• Exercise brief: Every line of the material below should be repeated exactly.

• Input data:
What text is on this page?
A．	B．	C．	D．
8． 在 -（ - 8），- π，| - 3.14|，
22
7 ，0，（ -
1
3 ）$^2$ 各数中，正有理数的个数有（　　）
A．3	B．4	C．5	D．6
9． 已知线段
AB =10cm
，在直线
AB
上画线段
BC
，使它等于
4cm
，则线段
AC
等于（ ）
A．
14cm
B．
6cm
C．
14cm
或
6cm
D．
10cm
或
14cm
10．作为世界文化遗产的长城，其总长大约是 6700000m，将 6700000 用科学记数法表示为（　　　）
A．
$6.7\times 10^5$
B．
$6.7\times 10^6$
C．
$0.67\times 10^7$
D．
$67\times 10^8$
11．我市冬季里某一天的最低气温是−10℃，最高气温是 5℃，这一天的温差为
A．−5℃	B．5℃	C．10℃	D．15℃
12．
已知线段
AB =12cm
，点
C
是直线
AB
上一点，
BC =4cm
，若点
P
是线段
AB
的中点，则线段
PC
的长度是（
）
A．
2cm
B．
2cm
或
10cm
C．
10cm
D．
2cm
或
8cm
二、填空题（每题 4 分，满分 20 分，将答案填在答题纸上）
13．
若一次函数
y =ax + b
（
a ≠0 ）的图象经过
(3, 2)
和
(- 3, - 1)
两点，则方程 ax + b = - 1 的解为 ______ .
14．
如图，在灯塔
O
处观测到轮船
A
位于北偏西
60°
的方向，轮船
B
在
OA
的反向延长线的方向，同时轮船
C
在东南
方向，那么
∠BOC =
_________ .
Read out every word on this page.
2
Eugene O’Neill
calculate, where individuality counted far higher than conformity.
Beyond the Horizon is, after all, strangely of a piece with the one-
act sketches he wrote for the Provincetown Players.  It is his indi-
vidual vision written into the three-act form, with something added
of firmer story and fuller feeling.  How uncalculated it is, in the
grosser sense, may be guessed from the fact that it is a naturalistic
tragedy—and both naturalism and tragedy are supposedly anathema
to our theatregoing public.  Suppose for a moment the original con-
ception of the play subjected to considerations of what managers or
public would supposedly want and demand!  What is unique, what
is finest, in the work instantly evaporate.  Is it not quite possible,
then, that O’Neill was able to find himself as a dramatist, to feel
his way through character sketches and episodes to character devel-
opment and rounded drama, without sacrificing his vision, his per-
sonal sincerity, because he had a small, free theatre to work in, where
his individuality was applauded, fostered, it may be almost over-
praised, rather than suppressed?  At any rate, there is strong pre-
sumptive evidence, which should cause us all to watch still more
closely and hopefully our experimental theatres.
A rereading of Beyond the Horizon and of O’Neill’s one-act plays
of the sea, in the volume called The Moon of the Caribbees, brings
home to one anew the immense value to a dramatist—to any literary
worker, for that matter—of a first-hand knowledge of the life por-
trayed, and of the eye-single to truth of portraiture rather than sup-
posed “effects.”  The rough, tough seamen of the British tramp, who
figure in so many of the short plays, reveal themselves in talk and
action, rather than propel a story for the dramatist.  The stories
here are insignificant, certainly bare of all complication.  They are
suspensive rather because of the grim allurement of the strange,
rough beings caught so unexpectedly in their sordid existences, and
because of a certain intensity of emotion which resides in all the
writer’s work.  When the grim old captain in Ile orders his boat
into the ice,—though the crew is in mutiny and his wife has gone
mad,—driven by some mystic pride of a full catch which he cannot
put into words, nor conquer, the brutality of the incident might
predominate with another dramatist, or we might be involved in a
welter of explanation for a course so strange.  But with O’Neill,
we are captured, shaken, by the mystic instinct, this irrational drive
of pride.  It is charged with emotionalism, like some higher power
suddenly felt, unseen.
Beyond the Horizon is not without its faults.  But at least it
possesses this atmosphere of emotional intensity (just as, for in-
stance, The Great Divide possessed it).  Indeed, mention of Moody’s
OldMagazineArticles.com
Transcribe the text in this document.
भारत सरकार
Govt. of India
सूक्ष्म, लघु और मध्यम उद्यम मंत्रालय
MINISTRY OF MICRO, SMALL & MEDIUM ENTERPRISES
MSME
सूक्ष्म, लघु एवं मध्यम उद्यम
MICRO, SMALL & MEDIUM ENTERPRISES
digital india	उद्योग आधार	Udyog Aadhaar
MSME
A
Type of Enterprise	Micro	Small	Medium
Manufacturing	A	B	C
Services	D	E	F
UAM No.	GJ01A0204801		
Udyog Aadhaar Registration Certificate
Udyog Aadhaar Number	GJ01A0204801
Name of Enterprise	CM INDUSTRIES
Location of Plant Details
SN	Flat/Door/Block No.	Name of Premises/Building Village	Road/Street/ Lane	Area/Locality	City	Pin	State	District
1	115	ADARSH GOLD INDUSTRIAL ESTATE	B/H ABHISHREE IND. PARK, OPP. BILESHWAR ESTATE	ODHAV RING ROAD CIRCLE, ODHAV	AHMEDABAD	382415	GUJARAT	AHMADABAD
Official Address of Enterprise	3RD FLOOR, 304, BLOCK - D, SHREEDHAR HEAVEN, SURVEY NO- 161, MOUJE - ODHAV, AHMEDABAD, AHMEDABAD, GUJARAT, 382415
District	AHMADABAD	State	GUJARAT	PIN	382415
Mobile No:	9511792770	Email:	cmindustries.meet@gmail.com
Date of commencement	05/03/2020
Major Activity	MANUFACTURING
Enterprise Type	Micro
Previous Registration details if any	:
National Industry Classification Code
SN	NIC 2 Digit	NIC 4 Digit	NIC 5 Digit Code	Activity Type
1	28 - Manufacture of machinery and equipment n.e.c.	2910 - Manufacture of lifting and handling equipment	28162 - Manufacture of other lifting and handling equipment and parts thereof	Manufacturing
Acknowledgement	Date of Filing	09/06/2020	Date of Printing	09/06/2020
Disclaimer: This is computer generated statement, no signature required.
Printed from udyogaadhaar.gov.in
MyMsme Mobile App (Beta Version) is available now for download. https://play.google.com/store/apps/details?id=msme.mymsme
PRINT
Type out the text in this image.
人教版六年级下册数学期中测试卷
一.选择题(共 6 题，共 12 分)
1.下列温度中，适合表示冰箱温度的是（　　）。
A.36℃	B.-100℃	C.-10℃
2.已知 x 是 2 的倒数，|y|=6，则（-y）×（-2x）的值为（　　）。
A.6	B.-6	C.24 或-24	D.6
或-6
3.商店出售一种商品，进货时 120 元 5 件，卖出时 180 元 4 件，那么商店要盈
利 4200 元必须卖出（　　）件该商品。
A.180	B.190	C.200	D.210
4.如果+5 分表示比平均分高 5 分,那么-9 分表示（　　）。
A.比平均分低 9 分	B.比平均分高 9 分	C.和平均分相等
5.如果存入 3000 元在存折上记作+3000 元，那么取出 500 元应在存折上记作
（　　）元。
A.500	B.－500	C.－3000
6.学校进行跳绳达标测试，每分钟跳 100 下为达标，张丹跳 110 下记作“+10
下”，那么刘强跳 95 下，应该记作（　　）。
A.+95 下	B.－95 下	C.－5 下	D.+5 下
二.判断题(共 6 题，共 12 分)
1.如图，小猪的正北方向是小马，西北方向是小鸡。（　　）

• Correct answer:
What text is on this page?
A．	B．	C．	D．
8． 在 -（ - 8），- π，| - 3.14|，
22
7 ，0，（ -
1
3 ）$^2$ 各数中，正有理数的个数有（　　）
A．3	B．4	C．5	D．6
9． 已知线段
AB =10cm
，在直线
AB
上画线段
BC
，使它等于
4cm
，则线段
AC
等于（ ）
A．
14cm
B．
6cm
C．
14cm
或
6cm
D．
10cm
或
14cm
10．作为世界文化遗产的长城，其总长大约是 6700000m，将 6700000 用科学记数法表示为（　　　）
A．
$6.7\times 10^5$
B．
$6.7\times 10^6$
C．
$0.67\times 10^7$
D．
$67\times 10^8$
11．我市冬季里某一天的最低气温是−10℃，最高气温是 5℃，这一天的温差为
A．−5℃	B．5℃	C．10℃	D．15℃
12．
已知线段
AB =12cm
，点
C
是直线
AB
上一点，
BC =4cm
，若点
P
是线段
AB
的中点，则线段
PC
的长度是（
）
A．
2cm
B．
2cm
或
10cm
C．
10cm
D．
2cm
或
8cm
二、填空题（每题 4 分，满分 20 分，将答案填在答题纸上）
13．
若一次函数
y =ax + b
（
a ≠0 ）的图象经过
(3, 2)
和
(- 3, - 1)
两点，则方程 ax + b = - 1 的解为 ______ .
14．
如图，在灯塔
O
处观测到轮船
A
位于北偏西
60°
的方向，轮船
B
在
OA
的反向延长线的方向，同时轮船
C
在东南
方向，那么
∠BOC =
_________ .
Read out every word on this page.
2
Eugene O’Neill
calculate, where individuality counted far higher than conformity.
Beyond the Horizon is, after all, strangely of a piece with the one-
act sketches he wrote for the Provincetown Players.  It is his indi-
vidual vision written into the three-act form, with something added
of firmer story and fuller feeling.  How uncalculated it is, in the
grosser sense, may be guessed from the fact that it is a naturalistic
tragedy—and both naturalism and tragedy are supposedly anathema
to our theatregoing public.  Suppose for a moment the original con-
ception of the play subjected to considerations of what managers or
public would supposedly want and demand!  What is unique, what
is finest, in the work instantly evaporate.  Is it not quite possible,
then, that O’Neill was able to find himself as a dramatist, to feel
his way through character sketches and episodes to character devel-
opment and rounded drama, without sacrificing his vision, his per-
sonal sincerity, because he had a small, free theatre to work in, where
his individuality was applauded, fostered, it may be almost over-
praised, rather than suppressed?  At any rate, there is strong pre-
sumptive evidence, which should cause us all to watch still more
closely and hopefully our experimental theatres.
A rereading of Beyond the Horizon and of O’Neill’s one-act plays
of the sea, in the volume called The Moon of the Caribbees, brings
home to one anew the immense value to a dramatist—to any literary
worker, for that matter—of a first-hand knowledge of the life por-
trayed, and of the eye-single to truth of portraiture rather than sup-
posed “effects.”  The rough, tough seamen of the British tramp, who
figure in so many of the short plays, reveal themselves in talk and
action, rather than propel a story for the dramatist.  The stories
here are insignificant, certainly bare of all complication.  They are
suspensive rather because of the grim allurement of the strange,
rough beings caught so unexpectedly in their sordid existences, and
because of a certain intensity of emotion which resides in all the
writer’s work.  When the grim old captain in Ile orders his boat
into the ice,—though the crew is in mutiny and his wife has gone
mad,—driven by some mystic pride of a full catch which he cannot
put into words, nor conquer, the brutality of the incident might
predominate with another dramatist, or we might be involved in a
welter of explanation for a course so strange.  But with O’Neill,
we are captured, shaken, by the mystic instinct, this irrational drive
of pride.  It is charged with emotionalism, like some higher power
suddenly felt, unseen.
Beyond the Horizon is not without its faults.  But at least it
possesses this atmosphere of emotional intensity (just as, for in-
stance, The Great Divide possessed it).  Indeed, mention of Moody’s
OldMagazineArticles.com
Transcribe the text in this document.
भारत सरकार
Govt. of India
सूक्ष्म, लघु और मध्यम उद्यम मंत्रालय
MINISTRY OF MICRO, SMALL & MEDIUM ENTERPRISES
MSME
सूक्ष्म, लघु एवं मध्यम उद्यम
MICRO, SMALL & MEDIUM ENTERPRISES
digital india	उद्योग आधार	Udyog Aadhaar
MSME
A
Type of Enterprise	Micro	Small	Medium
Manufacturing	A	B	C
Services	D	E	F
UAM No.	GJ01A0204801		
Udyog Aadhaar Registration Certificate
Udyog Aadhaar Number	GJ01A0204801
Name of Enterprise	CM INDUSTRIES
Location of Plant Details
SN	Flat/Door/Block No.	Name of Premises/Building Village	Road/Street/ Lane	Area/Locality	City	Pin	State	District
1	115	ADARSH GOLD INDUSTRIAL ESTATE	B/H ABHISHREE IND. PARK, OPP. BILESHWAR ESTATE	ODHAV RING ROAD CIRCLE, ODHAV	AHMEDABAD	382415	GUJARAT	AHMADABAD
Official Address of Enterprise	3RD FLOOR, 304, BLOCK - D, SHREEDHAR HEAVEN, SURVEY NO- 161, MOUJE - ODHAV, AHMEDABAD, AHMEDABAD, GUJARAT, 382415
District	AHMADABAD	State	GUJARAT	PIN	382415
Mobile No:	9511792770	Email:	cmindustries.meet@gmail.com
Date of commencement	05/03/2020
Major Activity	MANUFACTURING
Enterprise Type	Micro
Previous Registration details if any	:
National Industry Classification Code
SN	NIC 2 Digit	NIC 4 Digit	NIC 5 Digit Code	Activity Type
1	28 - Manufacture of machinery and equipment n.e.c.	2910 - Manufacture of lifting and handling equipment	28162 - Manufacture of other lifting and handling equipment and parts thereof	Manufacturing
Acknowledgement	Date of Filing	09/06/2020	Date of Printing	09/06/2020
Disclaimer: This is computer generated statement, no signature required.
Printed from udyogaadhaar.gov.in
MyMsme Mobile App (Beta Version) is available now for download. https://play.google.com/store/apps/details?id=msme.mymsme
PRINT
Type out the text in this image.
人教版六年级下册数学期中测试卷
一.选择题(共 6 题，共 12 分)
1.下列温度中，适合表示冰箱温度的是（　　）。
A.36℃	B.-100℃	C.-10℃
2.已知 x 是 2 的倒数，|y|=6，则（-y）×（-2x）的值为（　　）。
A.6	B.-6	C.24 或-24	D.6
或-6
3.商店出售一种商品，进货时 120 元 5 件，卖出时 180 元 4 件，那么商店要盈
利 4200 元必须卖出（　　）件该商品。
A.180	B.190	C.200	D.210
4.如果+5 分表示比平均分高 5 分,那么-9 分表示（　　）。
A.比平均分低 9 分	B.比平均分高 9 分	C.和平均分相等
5.如果存入 3000 元在存折上记作+3000 元，那么取出 500 元应在存折上记作
（　　）元。
A.500	B.－500	C.－3000
6.学校进行跳绳达标测试，每分钟跳 100 下为达标，张丹跳 110 下记作“+10
下”，那么刘强跳 95 下，应该记作（　　）。
A.+95 下	B.－95 下	C.－5 下	D.+5 下
二.判断题(共 6 题，共 12 分)
1.如图，小猪的正北方向是小马，西北方向是小鸡。（　　）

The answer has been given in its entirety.